» Exercise objective
Set down each line of the data below exactly as it stands, dropping the pictures.

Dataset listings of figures
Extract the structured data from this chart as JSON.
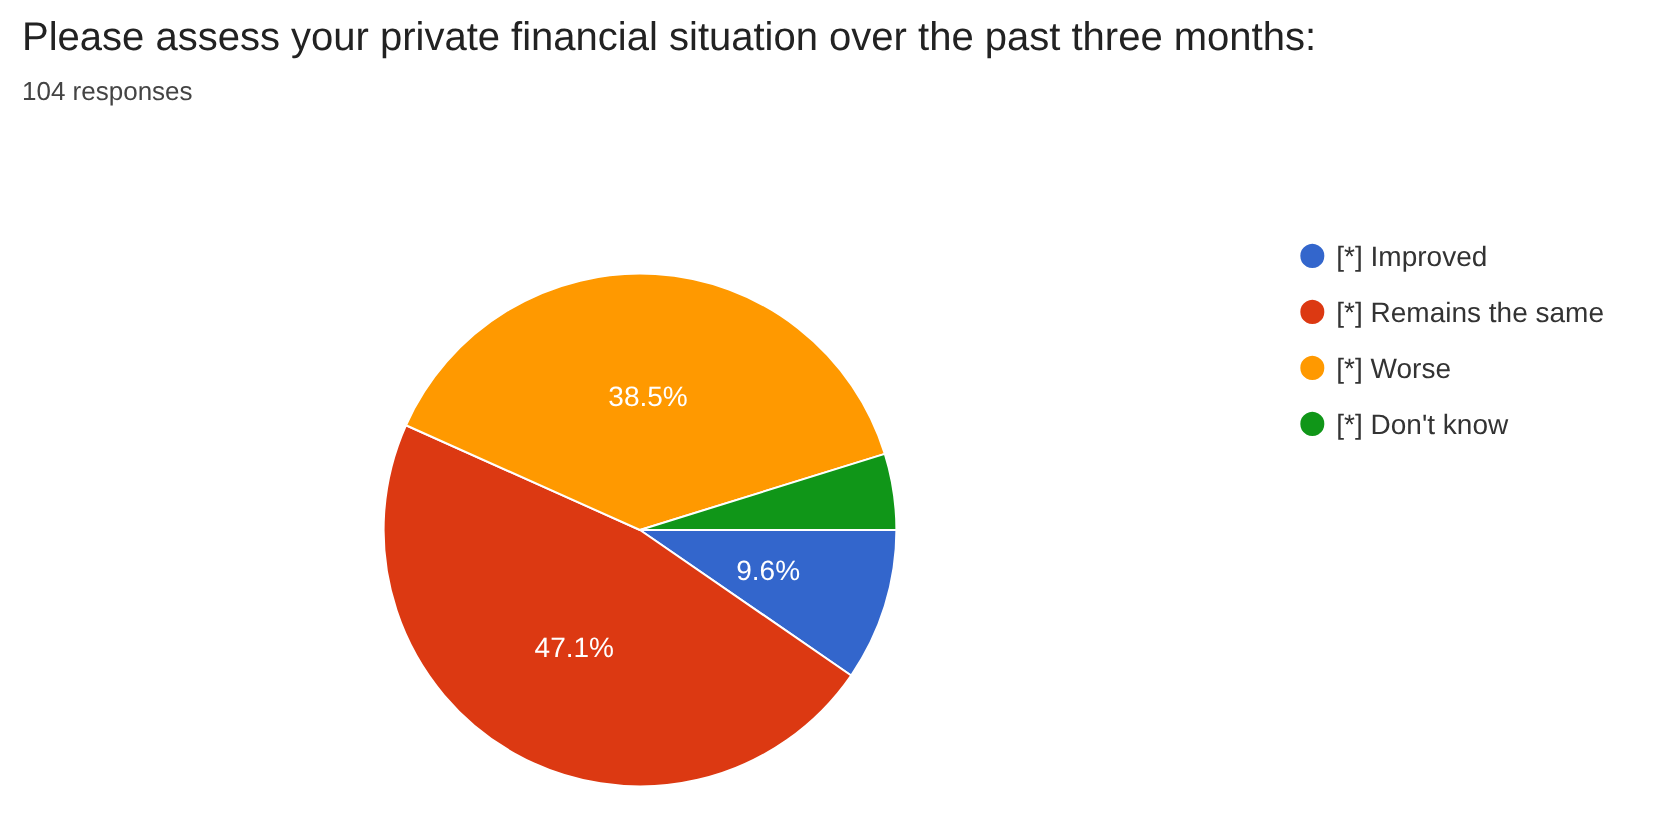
{
  "chart_data": {
    "type": "pie",
    "title": "Please assess your private financial situation over the past three months:",
    "subtitle": "104 responses",
    "categories": [
      "[*] Improved",
      "[*] Remains the same",
      "[*] Worse",
      "[*] Don't know"
    ],
    "values": [
      9.6,
      47.1,
      38.5,
      4.8
    ],
    "colors": [
      "#3366cc",
      "#dc3912",
      "#ff9900",
      "#109618"
    ],
    "value_labels": [
      "9.6%",
      "47.1%",
      "38.5%",
      null
    ],
    "legend": "right"
  }
}
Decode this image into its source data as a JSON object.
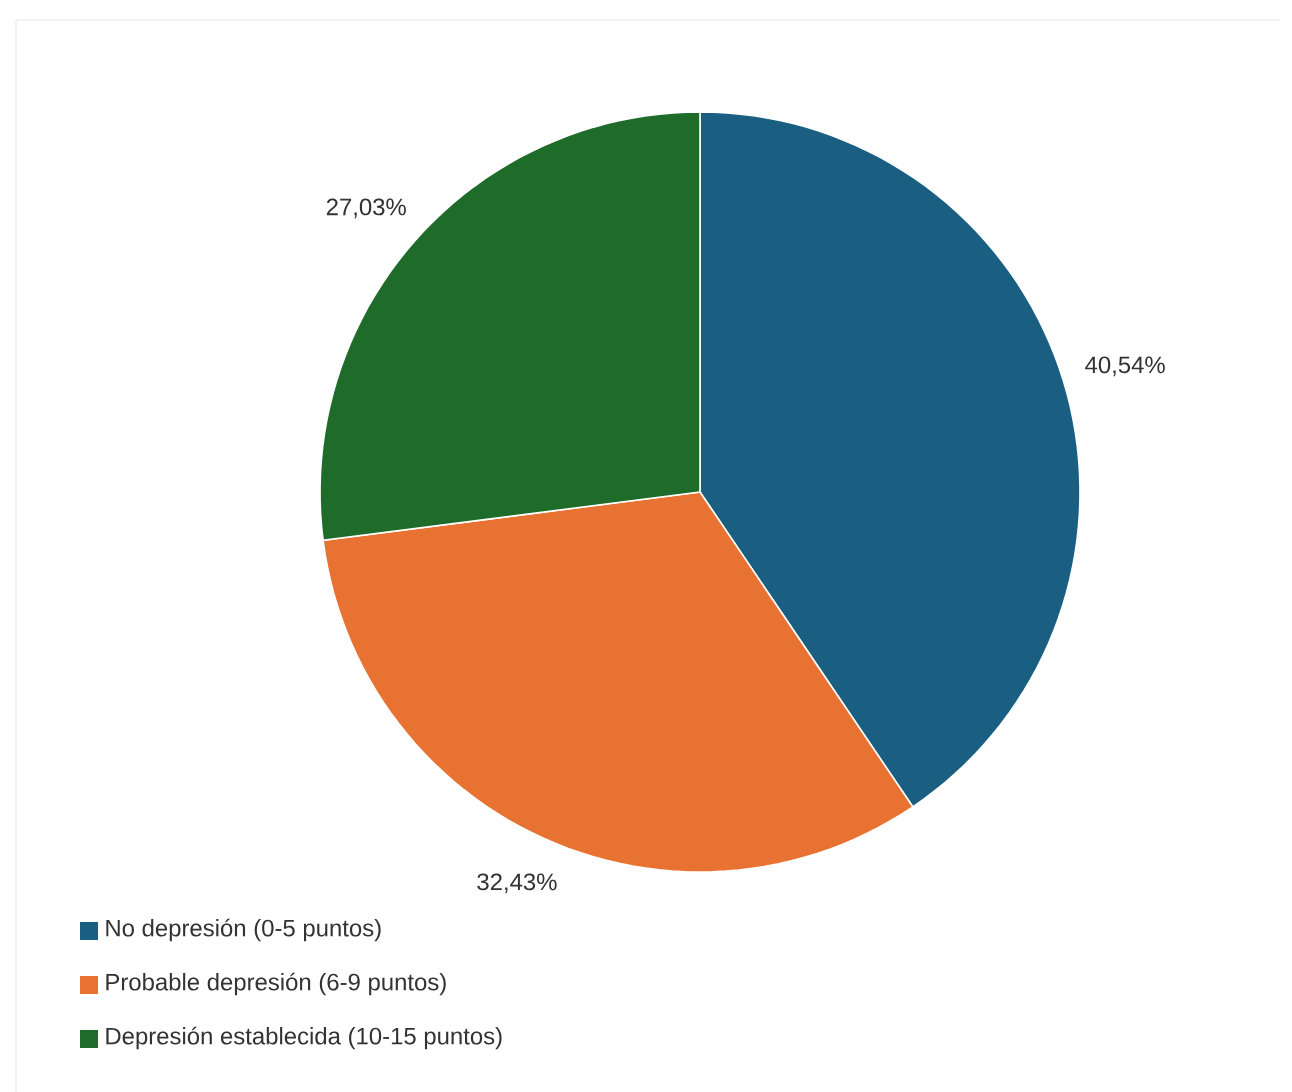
{
  "chart_data": {
    "type": "pie",
    "categories": [
      "No depresión (0-5 puntos)",
      "Probable depresión (6-9 puntos)",
      "Depresión establecida (10-15 puntos)"
    ],
    "values": [
      40.54,
      32.43,
      27.03
    ],
    "colors": [
      "#1a5f82",
      "#e87232",
      "#1f6b2a"
    ],
    "value_labels": [
      "40,54%",
      "32,43%",
      "27,03%"
    ],
    "legend": "bottom left"
  }
}
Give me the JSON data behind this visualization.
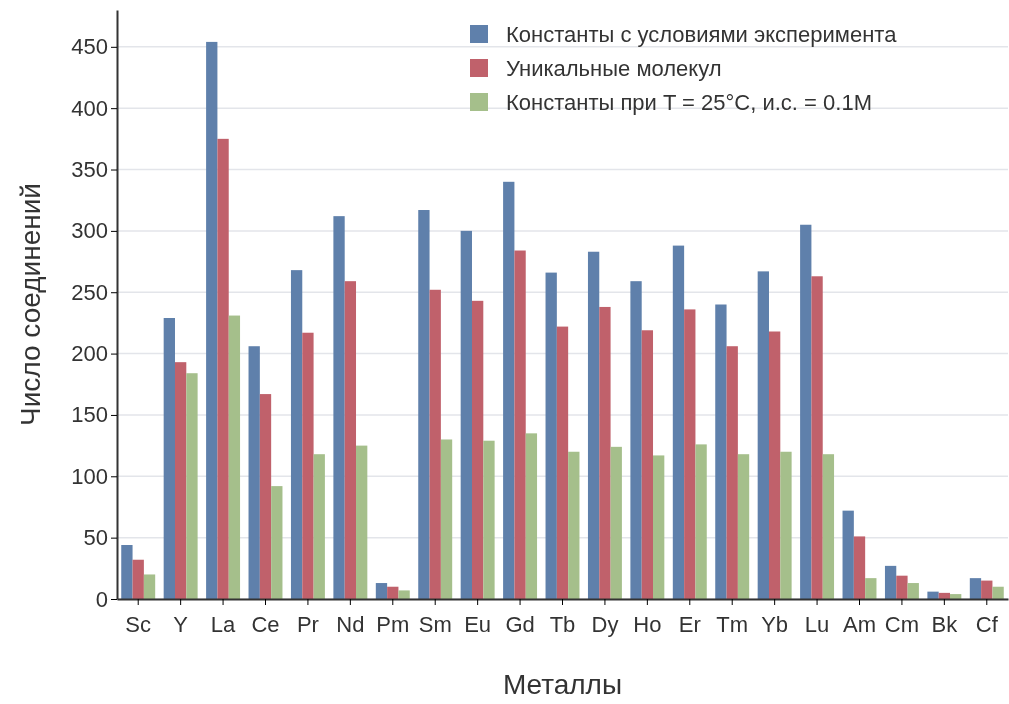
{
  "chart_data": {
    "type": "bar",
    "xlabel": "Металлы",
    "ylabel": "Число соединений",
    "categories": [
      "Sc",
      "Y",
      "La",
      "Ce",
      "Pr",
      "Nd",
      "Pm",
      "Sm",
      "Eu",
      "Gd",
      "Tb",
      "Dy",
      "Ho",
      "Er",
      "Tm",
      "Yb",
      "Lu",
      "Am",
      "Cm",
      "Bk",
      "Cf"
    ],
    "series": [
      {
        "name": "Константы с условиями эксперимента",
        "color": "#5f80ab",
        "values": [
          44,
          229,
          454,
          206,
          268,
          312,
          13,
          317,
          300,
          340,
          266,
          283,
          259,
          288,
          240,
          267,
          305,
          72,
          27,
          6,
          17
        ]
      },
      {
        "name": "Уникальные молекул",
        "color": "#c0616b",
        "values": [
          32,
          193,
          375,
          167,
          217,
          259,
          10,
          252,
          243,
          284,
          222,
          238,
          219,
          236,
          206,
          218,
          263,
          51,
          19,
          5,
          15
        ]
      },
      {
        "name": "Константы при T = 25°C, и.с. = 0.1M",
        "color": "#a5bf8b",
        "values": [
          20,
          184,
          231,
          92,
          118,
          125,
          7,
          130,
          129,
          135,
          120,
          124,
          117,
          126,
          118,
          120,
          118,
          17,
          13,
          4,
          10
        ]
      }
    ],
    "ylim": [
      0,
      480
    ],
    "yticks": [
      0,
      50,
      100,
      150,
      200,
      250,
      300,
      350,
      400,
      450
    ],
    "grid": "y",
    "legend": "top right"
  }
}
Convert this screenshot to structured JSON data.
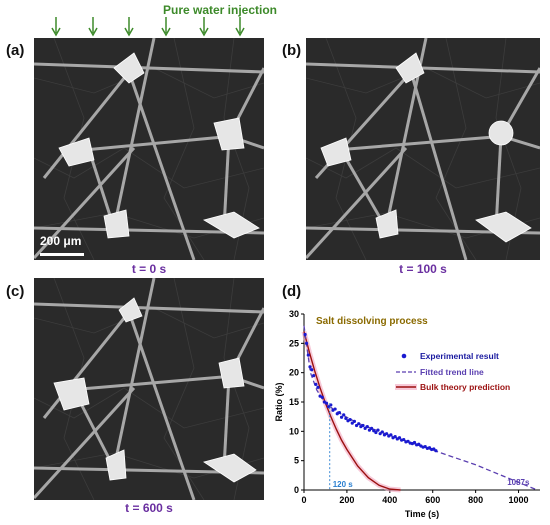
{
  "header": {
    "injection_title": "Pure water injection"
  },
  "panels": [
    {
      "letter": "(a)",
      "time": "t = 0 s",
      "scalebar": "200 μm"
    },
    {
      "letter": "(b)",
      "time": "t = 100 s"
    },
    {
      "letter": "(c)",
      "time": "t = 600 s"
    },
    {
      "letter": "(d)"
    }
  ],
  "colors": {
    "green": "#3d8a2a",
    "purple": "#6a2fa0",
    "exp_points": "#1a1ad0",
    "trend": "#5a3fb0",
    "theory": "#9b1010",
    "theory_band": "#f2a6c0",
    "annot_blue": "#2a7fd0"
  },
  "chart_data": {
    "type": "scatter",
    "title": "Salt dissolving process",
    "xlabel": "Time (s)",
    "ylabel": "Ratio (%)",
    "xlim": [
      0,
      1100
    ],
    "ylim": [
      0,
      30
    ],
    "xticks": [
      0,
      200,
      400,
      600,
      800,
      1000
    ],
    "yticks": [
      0,
      5,
      10,
      15,
      20,
      25,
      30
    ],
    "legend_position": "right",
    "series": [
      {
        "name": "Experimental result",
        "x": [
          5,
          12,
          20,
          28,
          36,
          45,
          55,
          65,
          75,
          85,
          95,
          105,
          115,
          125,
          135,
          145,
          155,
          165,
          175,
          185,
          195,
          205,
          215,
          225,
          235,
          245,
          255,
          265,
          275,
          285,
          295,
          305,
          315,
          325,
          335,
          345,
          355,
          365,
          375,
          385,
          395,
          405,
          415,
          425,
          435,
          445,
          455,
          465,
          475,
          485,
          495,
          505,
          515,
          525,
          535,
          545,
          555,
          565,
          575,
          585,
          595,
          605,
          615
        ],
        "y": [
          26.5,
          25,
          23,
          21,
          20.5,
          19.5,
          18,
          17.5,
          16,
          15.8,
          15,
          14.8,
          14.2,
          14.5,
          13.6,
          13.8,
          13,
          13.2,
          12.4,
          12.8,
          12.2,
          11.8,
          12,
          11.4,
          11.7,
          11,
          11.3,
          10.8,
          11,
          10.5,
          10.8,
          10.2,
          10.5,
          10.1,
          9.8,
          10.2,
          9.6,
          9.9,
          9.4,
          9.6,
          9.2,
          9.4,
          8.9,
          9.1,
          8.7,
          8.9,
          8.5,
          8.6,
          8.2,
          8.3,
          8,
          7.9,
          8.1,
          7.7,
          7.8,
          7.5,
          7.3,
          7.4,
          7.1,
          7.2,
          6.9,
          7,
          6.7
        ]
      },
      {
        "name": "Fitted trend line",
        "x": [
          0,
          30,
          60,
          100,
          150,
          250,
          400,
          600,
          800,
          1087
        ],
        "y": [
          28,
          20,
          17,
          14.8,
          13.4,
          11.4,
          9.3,
          6.8,
          4.3,
          0
        ]
      },
      {
        "name": "Bulk theory prediction",
        "x": [
          0,
          25,
          50,
          75,
          100,
          125,
          150,
          175,
          200,
          250,
          300,
          350,
          400,
          450
        ],
        "y": [
          27,
          23.5,
          20.3,
          17.4,
          14.8,
          12.5,
          10.4,
          8.5,
          6.9,
          4.1,
          2.1,
          0.8,
          0.15,
          0
        ]
      }
    ],
    "annotations": [
      {
        "text": "120 s",
        "x": 120,
        "y": 0
      },
      {
        "text": "1087s",
        "x": 1087,
        "y": 0
      }
    ]
  }
}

» Solution below
Extract the structured data from this chart as JSON.
{
  "chart_data": {
    "type": "pie",
    "title": "Please assess your private financial situation over the past three months:",
    "subtitle": "104 responses",
    "categories": [
      "[*] Improved",
      "[*] Remains the same",
      "[*] Worse",
      "[*] Don't know"
    ],
    "values": [
      9.6,
      47.1,
      38.5,
      4.8
    ],
    "colors": [
      "#3366cc",
      "#dc3912",
      "#ff9900",
      "#109618"
    ],
    "value_labels": [
      "9.6%",
      "47.1%",
      "38.5%",
      null
    ],
    "legend": "right"
  }
}
Decode this image into its source data as a JSON object.
{
  "chart_data": {
    "type": "pie",
    "categories": [
      "No depresión (0-5 puntos)",
      "Probable depresión (6-9 puntos)",
      "Depresión establecida (10-15 puntos)"
    ],
    "values": [
      40.54,
      32.43,
      27.03
    ],
    "colors": [
      "#1a5f82",
      "#e87232",
      "#1f6b2a"
    ],
    "value_labels": [
      "40,54%",
      "32,43%",
      "27,03%"
    ],
    "legend": "bottom left"
  }
}
Give me the JSON data behind this visualization.
{
  "chart_data": {
    "type": "bar",
    "xlabel": "Металлы",
    "ylabel": "Число соединений",
    "categories": [
      "Sc",
      "Y",
      "La",
      "Ce",
      "Pr",
      "Nd",
      "Pm",
      "Sm",
      "Eu",
      "Gd",
      "Tb",
      "Dy",
      "Ho",
      "Er",
      "Tm",
      "Yb",
      "Lu",
      "Am",
      "Cm",
      "Bk",
      "Cf"
    ],
    "series": [
      {
        "name": "Константы с условиями эксперимента",
        "color": "#5f80ab",
        "values": [
          44,
          229,
          454,
          206,
          268,
          312,
          13,
          317,
          300,
          340,
          266,
          283,
          259,
          288,
          240,
          267,
          305,
          72,
          27,
          6,
          17
        ]
      },
      {
        "name": "Уникальные молекул",
        "color": "#c0616b",
        "values": [
          32,
          193,
          375,
          167,
          217,
          259,
          10,
          252,
          243,
          284,
          222,
          238,
          219,
          236,
          206,
          218,
          263,
          51,
          19,
          5,
          15
        ]
      },
      {
        "name": "Константы при T = 25°C, и.с. = 0.1M",
        "color": "#a5bf8b",
        "values": [
          20,
          184,
          231,
          92,
          118,
          125,
          7,
          130,
          129,
          135,
          120,
          124,
          117,
          126,
          118,
          120,
          118,
          17,
          13,
          4,
          10
        ]
      }
    ],
    "ylim": [
      0,
      480
    ],
    "yticks": [
      0,
      50,
      100,
      150,
      200,
      250,
      300,
      350,
      400,
      450
    ],
    "grid": "y",
    "legend": "top right"
  }
}
Convert this screenshot to structured JSON data.
{
  "header": {
    "injection_title": "Pure water injection"
  },
  "panels": [
    {
      "letter": "(a)",
      "time": "t = 0 s",
      "scalebar": "200 μm"
    },
    {
      "letter": "(b)",
      "time": "t = 100 s"
    },
    {
      "letter": "(c)",
      "time": "t = 600 s"
    },
    {
      "letter": "(d)"
    }
  ],
  "colors": {
    "green": "#3d8a2a",
    "purple": "#6a2fa0",
    "exp_points": "#1a1ad0",
    "trend": "#5a3fb0",
    "theory": "#9b1010",
    "theory_band": "#f2a6c0",
    "annot_blue": "#2a7fd0"
  },
  "chart_data": {
    "type": "scatter",
    "title": "Salt dissolving process",
    "xlabel": "Time (s)",
    "ylabel": "Ratio (%)",
    "xlim": [
      0,
      1100
    ],
    "ylim": [
      0,
      30
    ],
    "xticks": [
      0,
      200,
      400,
      600,
      800,
      1000
    ],
    "yticks": [
      0,
      5,
      10,
      15,
      20,
      25,
      30
    ],
    "legend_position": "right",
    "series": [
      {
        "name": "Experimental result",
        "x": [
          5,
          12,
          20,
          28,
          36,
          45,
          55,
          65,
          75,
          85,
          95,
          105,
          115,
          125,
          135,
          145,
          155,
          165,
          175,
          185,
          195,
          205,
          215,
          225,
          235,
          245,
          255,
          265,
          275,
          285,
          295,
          305,
          315,
          325,
          335,
          345,
          355,
          365,
          375,
          385,
          395,
          405,
          415,
          425,
          435,
          445,
          455,
          465,
          475,
          485,
          495,
          505,
          515,
          525,
          535,
          545,
          555,
          565,
          575,
          585,
          595,
          605,
          615
        ],
        "y": [
          26.5,
          25,
          23,
          21,
          20.5,
          19.5,
          18,
          17.5,
          16,
          15.8,
          15,
          14.8,
          14.2,
          14.5,
          13.6,
          13.8,
          13,
          13.2,
          12.4,
          12.8,
          12.2,
          11.8,
          12,
          11.4,
          11.7,
          11,
          11.3,
          10.8,
          11,
          10.5,
          10.8,
          10.2,
          10.5,
          10.1,
          9.8,
          10.2,
          9.6,
          9.9,
          9.4,
          9.6,
          9.2,
          9.4,
          8.9,
          9.1,
          8.7,
          8.9,
          8.5,
          8.6,
          8.2,
          8.3,
          8,
          7.9,
          8.1,
          7.7,
          7.8,
          7.5,
          7.3,
          7.4,
          7.1,
          7.2,
          6.9,
          7,
          6.7
        ]
      },
      {
        "name": "Fitted trend line",
        "x": [
          0,
          30,
          60,
          100,
          150,
          250,
          400,
          600,
          800,
          1087
        ],
        "y": [
          28,
          20,
          17,
          14.8,
          13.4,
          11.4,
          9.3,
          6.8,
          4.3,
          0
        ]
      },
      {
        "name": "Bulk theory prediction",
        "x": [
          0,
          25,
          50,
          75,
          100,
          125,
          150,
          175,
          200,
          250,
          300,
          350,
          400,
          450
        ],
        "y": [
          27,
          23.5,
          20.3,
          17.4,
          14.8,
          12.5,
          10.4,
          8.5,
          6.9,
          4.1,
          2.1,
          0.8,
          0.15,
          0
        ]
      }
    ],
    "annotations": [
      {
        "text": "120 s",
        "x": 120,
        "y": 0
      },
      {
        "text": "1087s",
        "x": 1087,
        "y": 0
      }
    ]
  }
}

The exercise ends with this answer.